# WHAT THE TASK ASKS
Scan the material below for lines with the word "name" and report how many there are, with nothing added.
*** RECORDS SHOWN
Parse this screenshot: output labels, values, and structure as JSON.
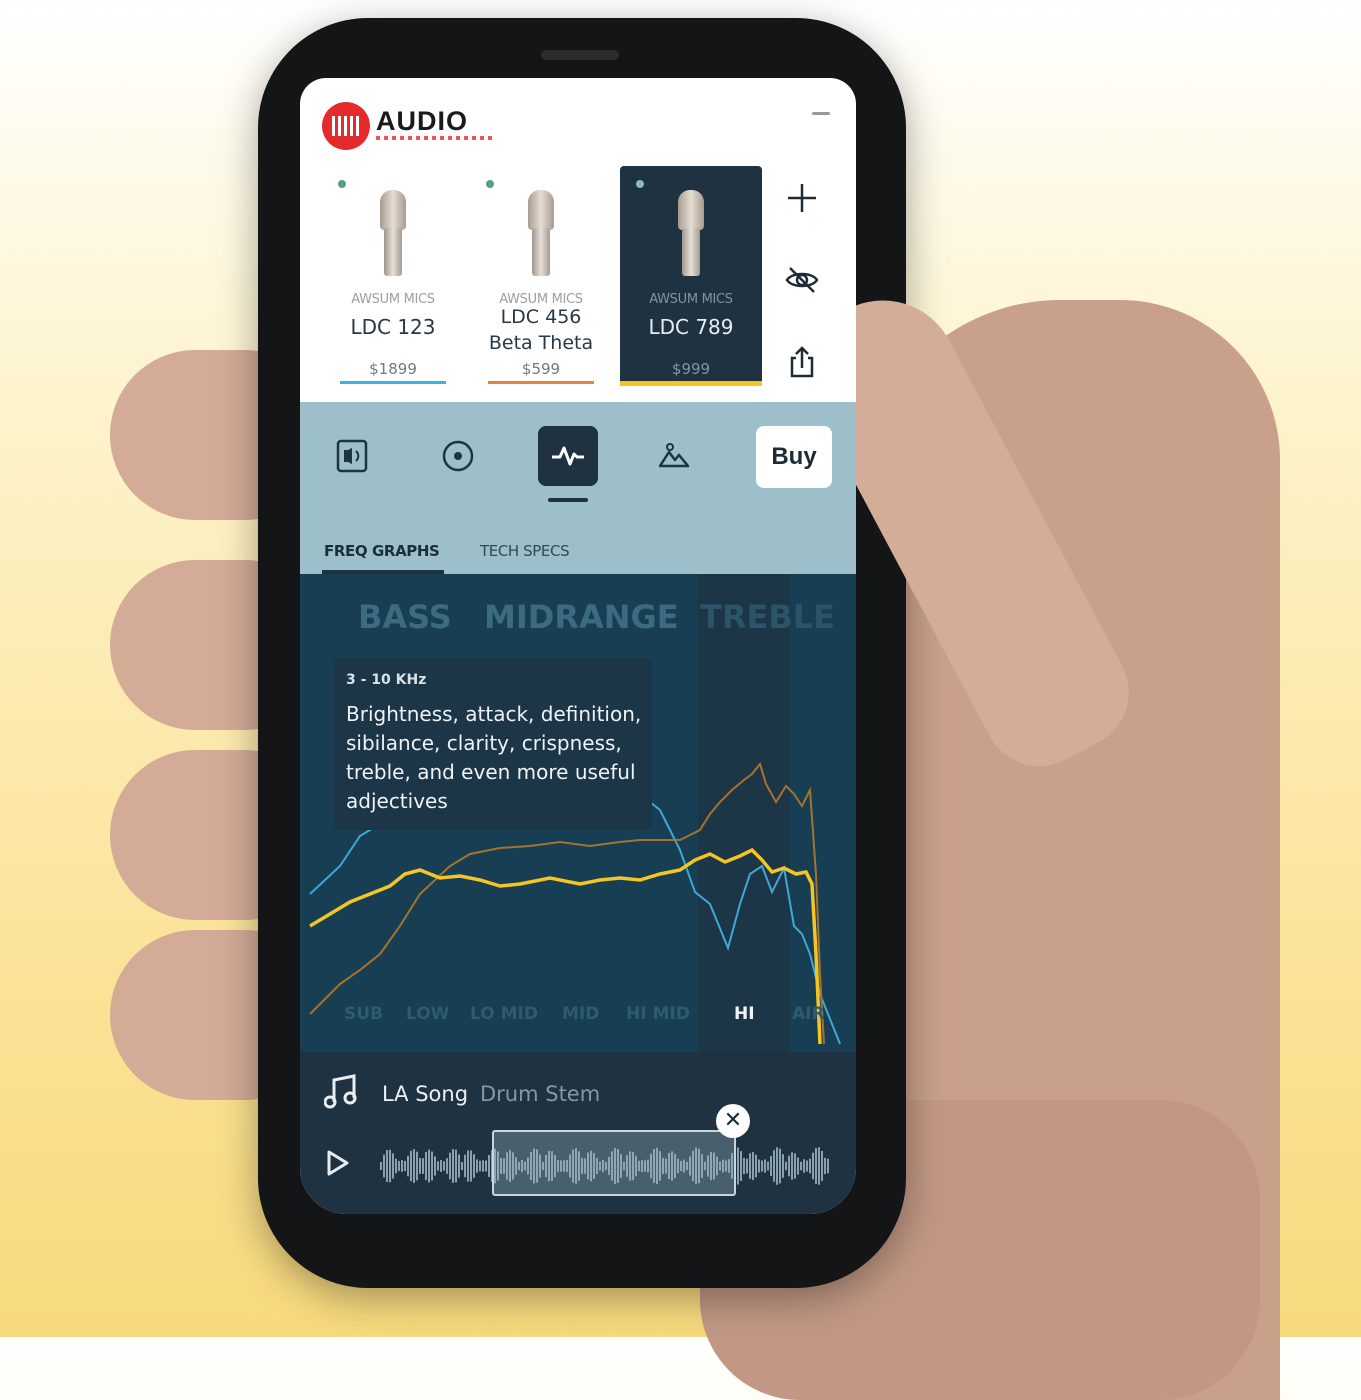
{
  "app": {
    "brand": "AUDIO",
    "logo_color": "#e32b2b"
  },
  "mics": [
    {
      "brand": "AWSUM MICS",
      "name": "LDC 123",
      "price": "$1899",
      "underline_color": "#36b6e4",
      "active": false
    },
    {
      "brand": "AWSUM MICS",
      "name": "LDC 456 Beta Theta",
      "price": "$599",
      "underline_color": "#e8833a",
      "active": false
    },
    {
      "brand": "AWSUM MICS",
      "name": "LDC 789",
      "price": "$999",
      "underline_color": "#f3c623",
      "active": true
    }
  ],
  "side_actions": [
    "add-icon",
    "hide-icon",
    "share-icon"
  ],
  "toolbar": {
    "tools": [
      "speaker-icon",
      "disc-icon",
      "waveform-icon",
      "landscape-icon"
    ],
    "active_tool": "waveform-icon",
    "buy_label": "Buy"
  },
  "subtabs": [
    {
      "label": "FREQ GRAPHS",
      "active": true
    },
    {
      "label": "TECH SPECS",
      "active": false
    }
  ],
  "graph": {
    "bands": [
      "BASS",
      "MIDRANGE",
      "TREBLE"
    ],
    "tooltip": {
      "range": "3 - 10 KHz",
      "text": "Brightness, attack, definition, sibilance, clarity, crispness, treble, and even more useful adjectives"
    },
    "ranges": [
      "SUB",
      "LOW",
      "LO MID",
      "MID",
      "HI MID",
      "HI",
      "AIR"
    ],
    "active_range": "HI",
    "series_colors": [
      "#f3c623",
      "#3ea9d6",
      "#a5722f"
    ]
  },
  "player": {
    "song": "LA Song",
    "stem": "Drum Stem"
  }
}
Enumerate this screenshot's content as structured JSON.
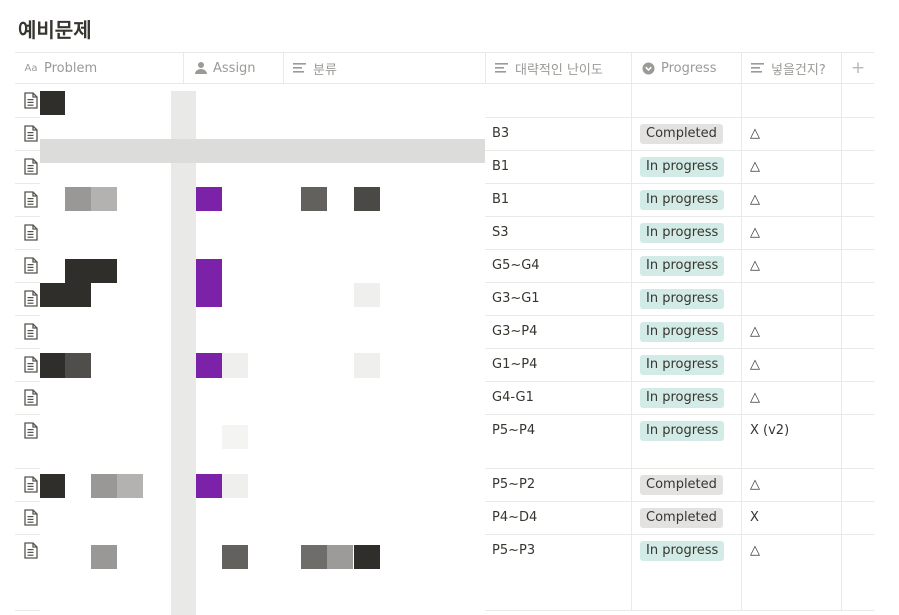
{
  "page": {
    "title": "예비문제"
  },
  "columns": {
    "problem": "Problem",
    "assign": "Assign",
    "category": "분류",
    "difficulty": "대략적인 난이도",
    "progress": "Progress",
    "include": "넣을건지?",
    "add": "+"
  },
  "rows": [
    {
      "difficulty": "",
      "progress": "",
      "include": ""
    },
    {
      "difficulty": "B3",
      "progress": "Completed",
      "include": "△"
    },
    {
      "difficulty": "B1",
      "progress": "In progress",
      "include": "△"
    },
    {
      "difficulty": "B1",
      "progress": "In progress",
      "include": "△"
    },
    {
      "difficulty": "S3",
      "progress": "In progress",
      "include": "△"
    },
    {
      "difficulty": "G5~G4",
      "progress": "In progress",
      "include": "△"
    },
    {
      "difficulty": "G3~G1",
      "progress": "In progress",
      "include": ""
    },
    {
      "difficulty": "G3~P4",
      "progress": "In progress",
      "include": "△"
    },
    {
      "difficulty": "G1~P4",
      "progress": "In progress",
      "include": "△"
    },
    {
      "difficulty": "G4-G1",
      "progress": "In progress",
      "include": "△"
    },
    {
      "difficulty": "P5~P4",
      "progress": "In progress",
      "include": "X (v2)"
    },
    {
      "difficulty": "P5~P2",
      "progress": "Completed",
      "include": "△"
    },
    {
      "difficulty": "P4~D4",
      "progress": "Completed",
      "include": "X"
    },
    {
      "difficulty": "P5~P3",
      "progress": "In progress",
      "include": "△"
    }
  ],
  "colors": {
    "in_progress": "#d3ebe6",
    "completed": "#e3e2e0",
    "assign_tag": "#7b22a8"
  }
}
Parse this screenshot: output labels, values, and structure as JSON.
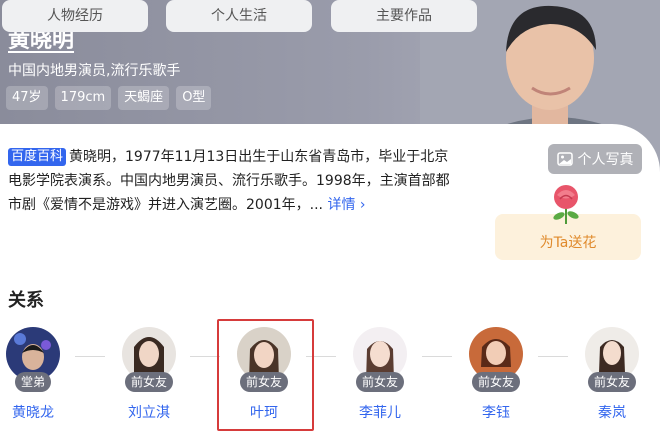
{
  "profile": {
    "name": "黄晓明",
    "occupation": "中国内地男演员,流行乐歌手",
    "tags": [
      "47岁",
      "179cm",
      "天蝎座",
      "O型"
    ],
    "photo_button": "个人写真"
  },
  "summary": {
    "source_badge": "百度百科",
    "text": "黄晓明，1977年11月13日出生于山东省青岛市，毕业于北京电影学院表演系。中国内地男演员、流行乐歌手。1998年，主演首部都市剧《爱情不是游戏》并进入演艺圈。2001年，",
    "ellipsis": "...",
    "more": "详情 ›"
  },
  "tabs": [
    "人物经历",
    "个人生活",
    "主要作品"
  ],
  "gift": {
    "label": "为Ta送花",
    "icon": "rose-icon"
  },
  "relations": {
    "title": "关系",
    "people": [
      {
        "name": "黄晓龙",
        "relation": "堂弟"
      },
      {
        "name": "刘立淇",
        "relation": "前女友"
      },
      {
        "name": "叶珂",
        "relation": "前女友"
      },
      {
        "name": "李菲儿",
        "relation": "前女友"
      },
      {
        "name": "李钰",
        "relation": "前女友"
      },
      {
        "name": "秦岚",
        "relation": "前女友"
      }
    ]
  },
  "colors": {
    "accent": "#3366ee",
    "highlight_border": "#d63b3b",
    "gift_bg": "#fdf1dc",
    "gift_text": "#e08a2c"
  }
}
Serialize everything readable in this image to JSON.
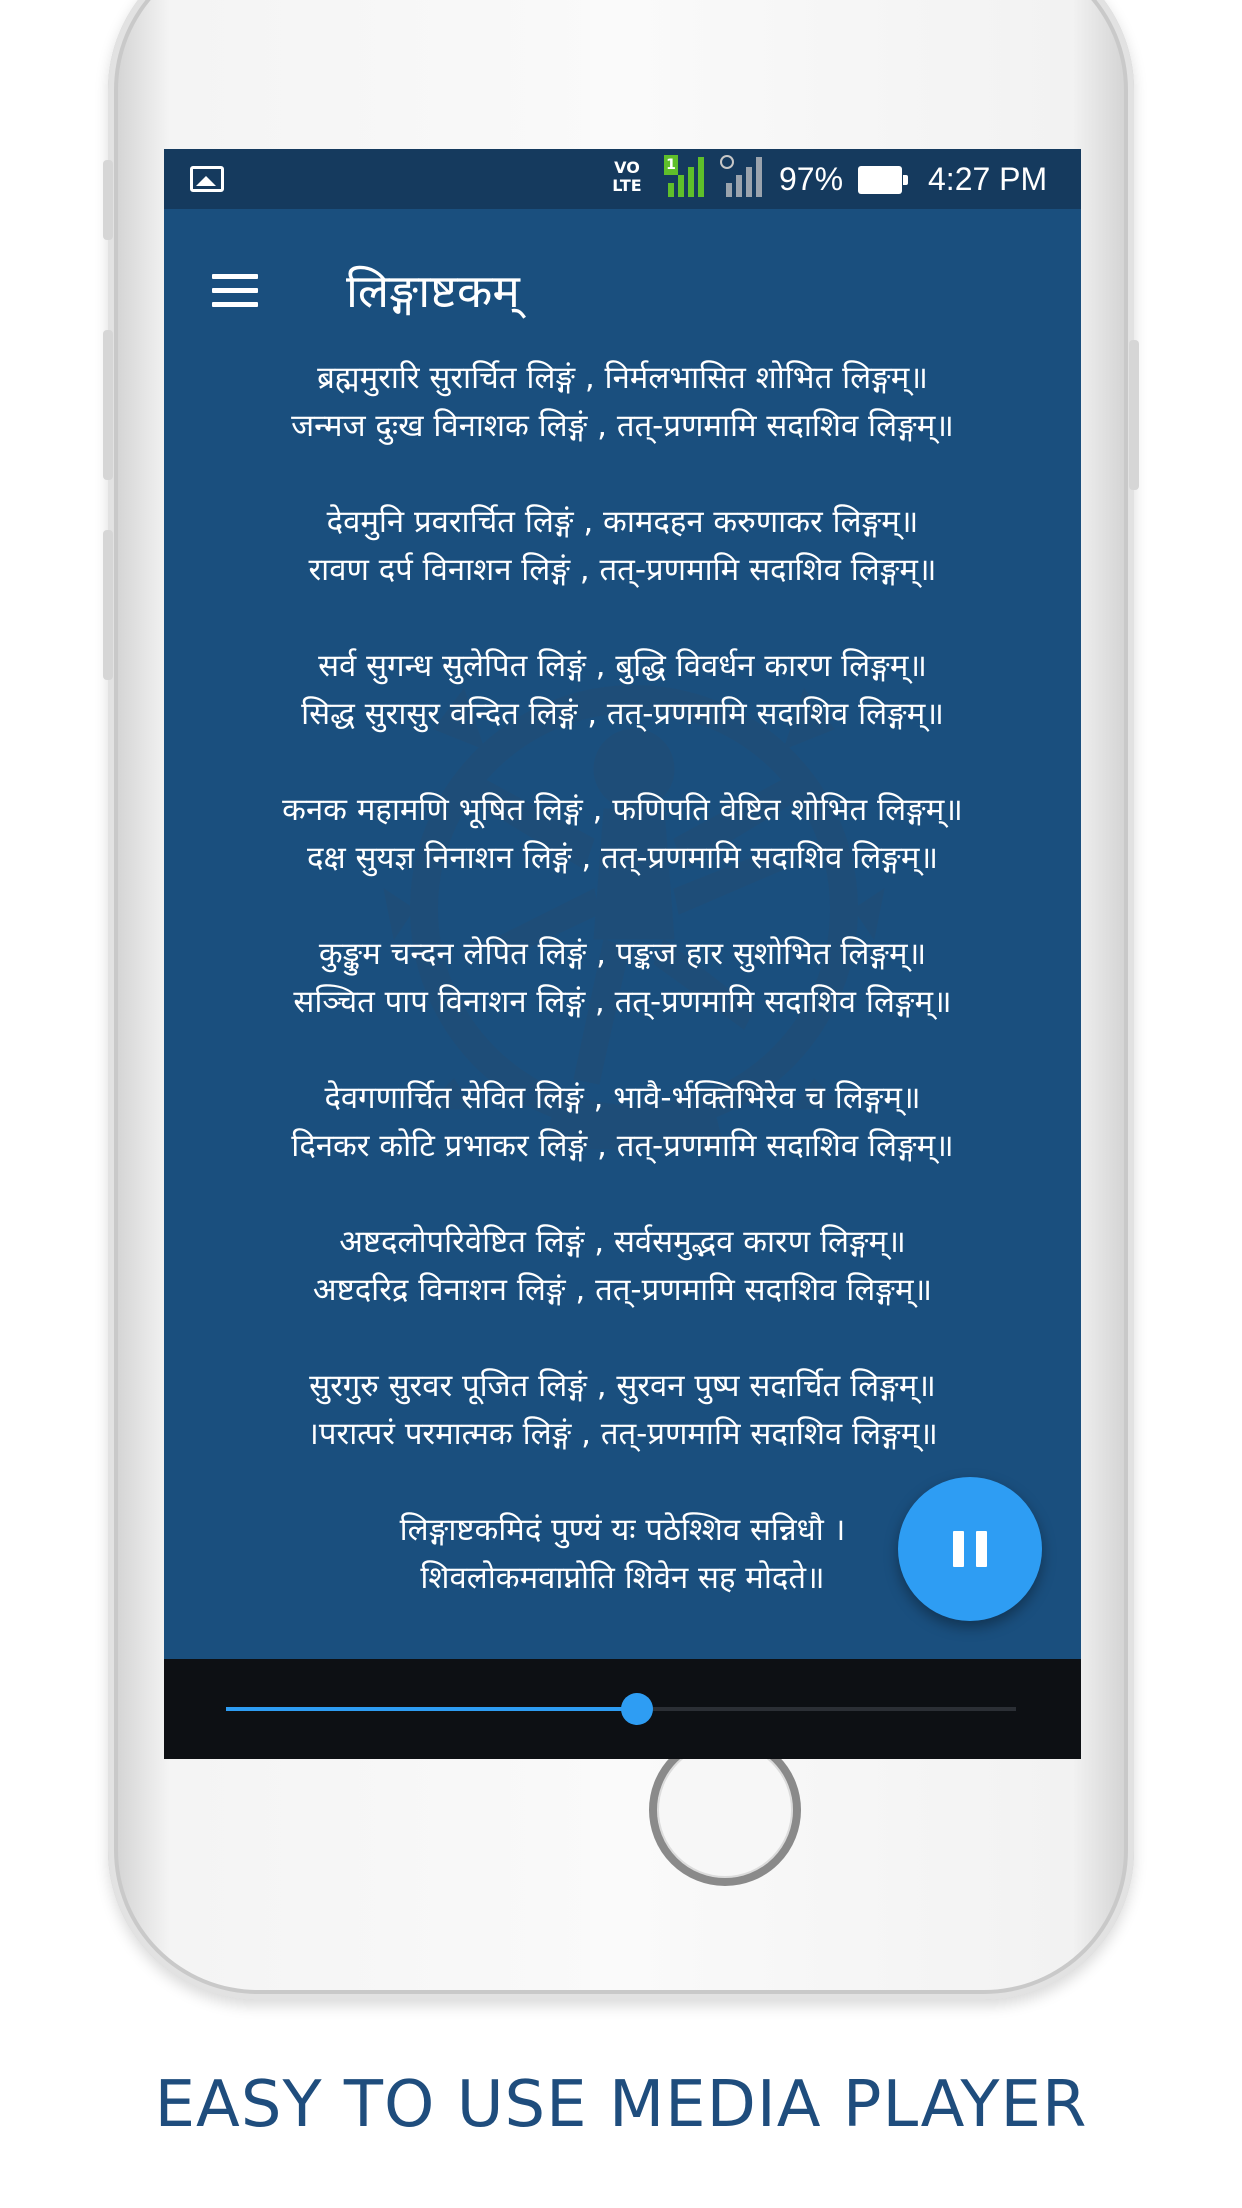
{
  "status_bar": {
    "image_icon": "image-icon",
    "volte_label": "VO\nLTE",
    "sim1_label": "1",
    "battery_percent": "97%",
    "time": "4:27 PM"
  },
  "app_bar": {
    "menu_icon": "hamburger-menu-icon",
    "title": "लिङ्गाष्टकम्"
  },
  "lyrics": [
    [
      "ब्रह्ममुरारि सुरार्चित लिङ्गं , निर्मलभासित शोभित लिङ्गम्॥",
      "जन्मज दुःख विनाशक लिङ्गं , तत्-प्रणमामि सदाशिव लिङ्गम्॥"
    ],
    [
      "देवमुनि प्रवरार्चित लिङ्गं , कामदहन करुणाकर लिङ्गम्॥",
      "रावण दर्प विनाशन लिङ्गं , तत्-प्रणमामि सदाशिव लिङ्गम्॥"
    ],
    [
      "सर्व सुगन्ध सुलेपित लिङ्गं , बुद्धि विवर्धन कारण लिङ्गम्॥",
      "सिद्ध सुरासुर वन्दित लिङ्गं , तत्-प्रणमामि सदाशिव लिङ्गम्॥"
    ],
    [
      "कनक महामणि भूषित लिङ्गं , फणिपति वेष्टित शोभित लिङ्गम्॥",
      "दक्ष सुयज्ञ निनाशन लिङ्गं , तत्-प्रणमामि सदाशिव लिङ्गम्॥"
    ],
    [
      "कुङ्कुम चन्दन लेपित लिङ्गं , पङ्कज हार सुशोभित लिङ्गम्॥",
      "सञ्चित पाप विनाशन लिङ्गं , तत्-प्रणमामि सदाशिव लिङ्गम्॥"
    ],
    [
      "देवगणार्चित सेवित लिङ्गं , भावै-र्भक्तिभिरेव च लिङ्गम्॥",
      "दिनकर कोटि प्रभाकर लिङ्गं , तत्-प्रणमामि सदाशिव लिङ्गम्॥"
    ],
    [
      "अष्टदलोपरिवेष्टित लिङ्गं , सर्वसमुद्भव कारण लिङ्गम्॥",
      "अष्टदरिद्र विनाशन लिङ्गं , तत्-प्रणमामि सदाशिव लिङ्गम्॥"
    ],
    [
      "सुरगुरु सुरवर पूजित लिङ्गं , सुरवन पुष्प सदार्चित लिङ्गम्॥",
      "।परात्परं परमात्मक लिङ्गं , तत्-प्रणमामि सदाशिव लिङ्गम्॥"
    ],
    [
      "लिङ्गाष्टकमिदं पुण्यं यः पठेश्शिव सन्निधौ ।",
      "शिवलोकमवाप्नोति शिवेन सह मोदते॥"
    ]
  ],
  "player": {
    "pause_icon": "pause-icon",
    "progress_fraction": 0.52,
    "accent_color": "#2e9df3"
  },
  "caption": "EASY TO USE MEDIA PLAYER",
  "colors": {
    "screen_bg": "#1a4f7e",
    "status_bg": "#153a5e",
    "player_bg": "#0d1014",
    "caption": "#1f4d7d"
  }
}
******
# CORRECT OUTPUT
10